=== DATA PROVIDED ===
================================
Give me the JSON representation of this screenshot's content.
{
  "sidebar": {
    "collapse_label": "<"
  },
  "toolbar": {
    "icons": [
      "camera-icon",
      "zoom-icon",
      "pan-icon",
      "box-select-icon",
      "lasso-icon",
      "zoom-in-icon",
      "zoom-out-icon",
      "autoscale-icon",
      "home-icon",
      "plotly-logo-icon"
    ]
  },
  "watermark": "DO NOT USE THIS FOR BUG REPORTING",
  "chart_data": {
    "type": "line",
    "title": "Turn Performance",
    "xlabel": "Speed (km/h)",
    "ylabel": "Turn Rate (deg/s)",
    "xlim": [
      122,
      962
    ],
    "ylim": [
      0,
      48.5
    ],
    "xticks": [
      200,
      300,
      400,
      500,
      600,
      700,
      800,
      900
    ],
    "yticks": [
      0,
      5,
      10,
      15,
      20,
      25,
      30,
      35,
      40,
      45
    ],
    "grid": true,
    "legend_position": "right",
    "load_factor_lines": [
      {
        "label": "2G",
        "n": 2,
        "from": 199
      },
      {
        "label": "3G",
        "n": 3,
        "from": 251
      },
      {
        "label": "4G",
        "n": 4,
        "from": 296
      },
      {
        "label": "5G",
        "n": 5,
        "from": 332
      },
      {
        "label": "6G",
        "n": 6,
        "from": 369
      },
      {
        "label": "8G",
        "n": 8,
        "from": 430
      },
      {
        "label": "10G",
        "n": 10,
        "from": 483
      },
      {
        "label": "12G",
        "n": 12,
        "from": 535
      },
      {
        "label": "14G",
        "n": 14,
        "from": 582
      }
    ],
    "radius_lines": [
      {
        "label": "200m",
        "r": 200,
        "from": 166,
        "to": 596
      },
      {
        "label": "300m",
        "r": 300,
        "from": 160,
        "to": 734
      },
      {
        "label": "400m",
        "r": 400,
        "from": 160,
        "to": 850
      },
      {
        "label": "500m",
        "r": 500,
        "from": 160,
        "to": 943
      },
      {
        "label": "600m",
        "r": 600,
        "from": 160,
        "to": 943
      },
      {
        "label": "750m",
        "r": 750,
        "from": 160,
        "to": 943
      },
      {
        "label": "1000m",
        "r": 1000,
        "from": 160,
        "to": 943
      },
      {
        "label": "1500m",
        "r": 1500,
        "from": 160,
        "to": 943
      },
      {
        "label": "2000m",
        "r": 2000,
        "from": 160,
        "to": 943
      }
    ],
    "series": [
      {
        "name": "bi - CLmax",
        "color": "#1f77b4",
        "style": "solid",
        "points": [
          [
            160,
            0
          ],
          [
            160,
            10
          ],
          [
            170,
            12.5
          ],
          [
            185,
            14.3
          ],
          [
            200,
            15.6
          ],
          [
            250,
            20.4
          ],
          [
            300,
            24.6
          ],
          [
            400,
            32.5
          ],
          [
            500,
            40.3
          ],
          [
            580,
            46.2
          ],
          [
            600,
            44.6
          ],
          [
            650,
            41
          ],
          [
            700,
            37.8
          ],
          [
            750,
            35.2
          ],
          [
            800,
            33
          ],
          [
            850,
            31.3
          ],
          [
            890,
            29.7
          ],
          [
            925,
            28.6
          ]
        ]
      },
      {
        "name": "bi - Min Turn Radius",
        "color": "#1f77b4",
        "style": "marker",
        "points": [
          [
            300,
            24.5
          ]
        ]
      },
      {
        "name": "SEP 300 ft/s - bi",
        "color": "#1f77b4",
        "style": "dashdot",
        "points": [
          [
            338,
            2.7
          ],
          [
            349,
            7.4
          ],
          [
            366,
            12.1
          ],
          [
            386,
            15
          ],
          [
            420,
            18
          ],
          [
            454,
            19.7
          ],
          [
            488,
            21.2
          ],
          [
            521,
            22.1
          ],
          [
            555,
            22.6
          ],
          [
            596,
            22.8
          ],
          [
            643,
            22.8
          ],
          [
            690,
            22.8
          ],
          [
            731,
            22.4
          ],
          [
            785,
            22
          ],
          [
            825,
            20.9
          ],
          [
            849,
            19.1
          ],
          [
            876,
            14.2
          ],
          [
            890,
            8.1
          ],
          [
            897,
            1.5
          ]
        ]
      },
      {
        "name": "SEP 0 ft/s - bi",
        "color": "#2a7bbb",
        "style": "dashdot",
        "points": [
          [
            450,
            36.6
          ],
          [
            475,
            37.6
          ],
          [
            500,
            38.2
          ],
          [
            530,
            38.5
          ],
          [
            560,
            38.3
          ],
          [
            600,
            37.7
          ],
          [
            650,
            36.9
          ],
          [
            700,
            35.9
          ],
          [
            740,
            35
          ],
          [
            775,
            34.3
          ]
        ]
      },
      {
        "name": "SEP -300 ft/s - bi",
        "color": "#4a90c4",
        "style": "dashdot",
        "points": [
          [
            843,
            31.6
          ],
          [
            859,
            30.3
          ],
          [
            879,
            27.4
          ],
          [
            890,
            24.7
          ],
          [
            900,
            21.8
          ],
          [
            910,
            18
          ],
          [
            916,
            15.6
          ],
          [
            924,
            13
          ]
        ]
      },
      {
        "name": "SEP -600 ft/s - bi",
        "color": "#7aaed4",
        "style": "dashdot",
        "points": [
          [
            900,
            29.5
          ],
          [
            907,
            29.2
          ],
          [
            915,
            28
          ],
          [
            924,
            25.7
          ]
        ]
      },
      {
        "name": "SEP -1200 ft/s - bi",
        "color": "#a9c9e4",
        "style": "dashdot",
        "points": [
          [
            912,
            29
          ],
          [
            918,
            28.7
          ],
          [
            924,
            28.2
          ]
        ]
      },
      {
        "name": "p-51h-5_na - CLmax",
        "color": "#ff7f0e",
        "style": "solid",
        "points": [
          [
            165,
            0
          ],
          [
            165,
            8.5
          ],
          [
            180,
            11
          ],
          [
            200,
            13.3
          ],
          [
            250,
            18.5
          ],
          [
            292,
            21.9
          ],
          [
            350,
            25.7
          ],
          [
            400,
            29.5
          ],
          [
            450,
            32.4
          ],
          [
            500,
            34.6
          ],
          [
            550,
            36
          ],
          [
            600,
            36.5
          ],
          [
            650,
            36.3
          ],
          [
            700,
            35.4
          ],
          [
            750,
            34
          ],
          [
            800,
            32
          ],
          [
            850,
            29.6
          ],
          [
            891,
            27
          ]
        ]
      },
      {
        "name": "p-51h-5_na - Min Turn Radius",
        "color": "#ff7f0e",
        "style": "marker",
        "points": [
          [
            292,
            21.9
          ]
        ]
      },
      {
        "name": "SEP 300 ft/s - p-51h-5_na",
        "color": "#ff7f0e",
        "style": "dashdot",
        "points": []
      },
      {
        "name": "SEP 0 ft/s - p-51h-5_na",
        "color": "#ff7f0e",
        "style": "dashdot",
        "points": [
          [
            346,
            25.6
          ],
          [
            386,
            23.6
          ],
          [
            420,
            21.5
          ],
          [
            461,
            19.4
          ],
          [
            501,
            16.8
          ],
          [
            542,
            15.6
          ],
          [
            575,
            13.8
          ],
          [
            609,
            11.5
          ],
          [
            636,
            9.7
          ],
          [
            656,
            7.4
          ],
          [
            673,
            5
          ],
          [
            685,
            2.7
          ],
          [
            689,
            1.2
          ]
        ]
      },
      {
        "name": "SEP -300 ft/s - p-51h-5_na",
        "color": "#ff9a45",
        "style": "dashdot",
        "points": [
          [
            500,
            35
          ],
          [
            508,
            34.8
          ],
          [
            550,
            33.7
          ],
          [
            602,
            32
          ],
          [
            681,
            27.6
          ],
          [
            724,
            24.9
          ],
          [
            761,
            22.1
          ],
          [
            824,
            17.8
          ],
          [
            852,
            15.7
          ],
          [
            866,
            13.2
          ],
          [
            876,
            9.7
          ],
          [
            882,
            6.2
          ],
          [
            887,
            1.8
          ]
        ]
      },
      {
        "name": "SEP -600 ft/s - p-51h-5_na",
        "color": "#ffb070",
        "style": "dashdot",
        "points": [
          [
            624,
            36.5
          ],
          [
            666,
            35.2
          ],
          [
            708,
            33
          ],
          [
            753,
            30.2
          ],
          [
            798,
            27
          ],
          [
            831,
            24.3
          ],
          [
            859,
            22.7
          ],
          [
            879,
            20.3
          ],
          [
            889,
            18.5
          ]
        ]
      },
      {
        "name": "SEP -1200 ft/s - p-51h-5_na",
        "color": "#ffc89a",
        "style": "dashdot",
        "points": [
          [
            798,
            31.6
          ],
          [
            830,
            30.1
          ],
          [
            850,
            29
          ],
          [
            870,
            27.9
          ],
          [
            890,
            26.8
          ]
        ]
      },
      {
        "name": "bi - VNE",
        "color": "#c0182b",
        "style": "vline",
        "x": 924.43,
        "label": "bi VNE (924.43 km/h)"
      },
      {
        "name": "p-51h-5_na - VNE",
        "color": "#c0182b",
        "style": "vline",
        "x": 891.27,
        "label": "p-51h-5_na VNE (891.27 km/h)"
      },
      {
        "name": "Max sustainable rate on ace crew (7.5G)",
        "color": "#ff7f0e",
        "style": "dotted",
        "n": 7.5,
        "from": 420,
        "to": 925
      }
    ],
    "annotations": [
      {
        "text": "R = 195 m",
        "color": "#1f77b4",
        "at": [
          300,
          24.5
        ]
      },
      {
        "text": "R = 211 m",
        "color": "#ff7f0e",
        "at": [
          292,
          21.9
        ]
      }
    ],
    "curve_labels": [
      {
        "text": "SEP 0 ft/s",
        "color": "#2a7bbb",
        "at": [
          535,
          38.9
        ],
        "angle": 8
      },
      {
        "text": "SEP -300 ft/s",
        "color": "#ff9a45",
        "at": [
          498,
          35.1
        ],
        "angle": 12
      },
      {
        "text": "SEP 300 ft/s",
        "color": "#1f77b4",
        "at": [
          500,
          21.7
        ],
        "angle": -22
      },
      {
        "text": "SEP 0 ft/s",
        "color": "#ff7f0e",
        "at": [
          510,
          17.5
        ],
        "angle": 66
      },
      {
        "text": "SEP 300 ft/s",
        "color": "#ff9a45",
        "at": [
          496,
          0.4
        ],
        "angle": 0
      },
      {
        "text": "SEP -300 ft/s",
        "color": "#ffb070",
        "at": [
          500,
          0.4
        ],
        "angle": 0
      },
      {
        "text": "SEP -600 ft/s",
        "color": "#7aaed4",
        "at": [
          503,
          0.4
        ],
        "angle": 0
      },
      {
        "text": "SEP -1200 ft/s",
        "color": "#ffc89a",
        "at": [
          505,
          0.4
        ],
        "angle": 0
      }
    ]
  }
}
================================
=== THE EXERCISE ===
Go through the records above, find every line with the word "text", and list those lines.

=== WRITTEN REPLY ===
        "text": "R = 195 m",
        "text": "R = 211 m",
        "text": "SEP 0 ft/s",
        "text": "SEP -300 ft/s",
        "text": "SEP 300 ft/s",
        "text": "SEP 0 ft/s",
        "text": "SEP 300 ft/s",
        "text": "SEP -300 ft/s",
        "text": "SEP -600 ft/s",
        "text": "SEP -1200 ft/s",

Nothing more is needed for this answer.